## GIVEN INFORMATION
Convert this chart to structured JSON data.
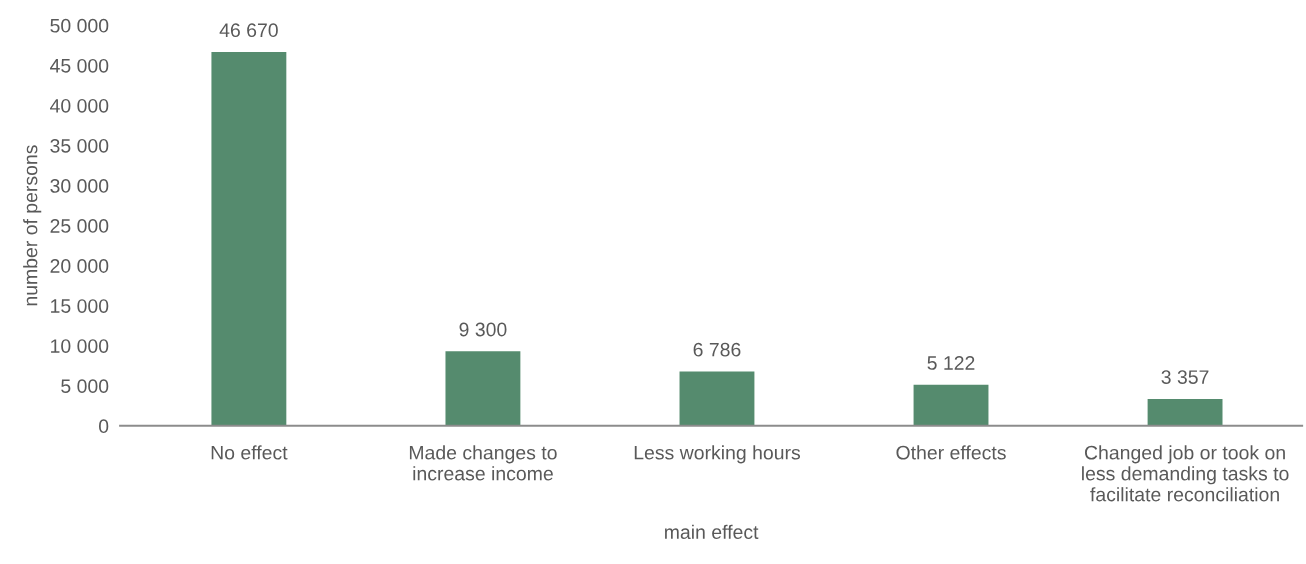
{
  "chart_data": {
    "type": "bar",
    "xlabel": "main effect",
    "ylabel": "number of persons",
    "categories": [
      "No effect",
      "Made changes to\nincrease income",
      "Less working hours",
      "Other effects",
      "Changed job or took on\nless demanding tasks to\nfacilitate reconciliation"
    ],
    "values": [
      46670,
      9300,
      6786,
      5122,
      3357
    ],
    "value_labels": [
      "46 670",
      "9 300",
      "6 786",
      "5 122",
      "3 357"
    ],
    "color": "#558b6e",
    "ylim": [
      0,
      50000
    ],
    "yticks": [
      {
        "value": 0,
        "label": "0"
      },
      {
        "value": 5000,
        "label": "5 000"
      },
      {
        "value": 10000,
        "label": "10 000"
      },
      {
        "value": 15000,
        "label": "15 000"
      },
      {
        "value": 20000,
        "label": "20 000"
      },
      {
        "value": 25000,
        "label": "25 000"
      },
      {
        "value": 30000,
        "label": "30 000"
      },
      {
        "value": 35000,
        "label": "35 000"
      },
      {
        "value": 40000,
        "label": "40 000"
      },
      {
        "value": 45000,
        "label": "45 000"
      },
      {
        "value": 50000,
        "label": "50 000"
      }
    ],
    "grid": false,
    "legend": false
  }
}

## THE PROBLEM
Pictures don't belong in the copy. Transcribe every record exactly as it appears.

## THE REPLY
Convert this chart to structured JSON data.
{
  "chart_data": {
    "type": "bar",
    "xlabel": "main effect",
    "ylabel": "number of persons",
    "categories": [
      "No effect",
      "Made changes to\nincrease income",
      "Less working hours",
      "Other effects",
      "Changed job or took on\nless demanding tasks to\nfacilitate reconciliation"
    ],
    "values": [
      46670,
      9300,
      6786,
      5122,
      3357
    ],
    "value_labels": [
      "46 670",
      "9 300",
      "6 786",
      "5 122",
      "3 357"
    ],
    "color": "#558b6e",
    "ylim": [
      0,
      50000
    ],
    "yticks": [
      {
        "value": 0,
        "label": "0"
      },
      {
        "value": 5000,
        "label": "5 000"
      },
      {
        "value": 10000,
        "label": "10 000"
      },
      {
        "value": 15000,
        "label": "15 000"
      },
      {
        "value": 20000,
        "label": "20 000"
      },
      {
        "value": 25000,
        "label": "25 000"
      },
      {
        "value": 30000,
        "label": "30 000"
      },
      {
        "value": 35000,
        "label": "35 000"
      },
      {
        "value": 40000,
        "label": "40 000"
      },
      {
        "value": 45000,
        "label": "45 000"
      },
      {
        "value": 50000,
        "label": "50 000"
      }
    ],
    "grid": false,
    "legend": false
  }
}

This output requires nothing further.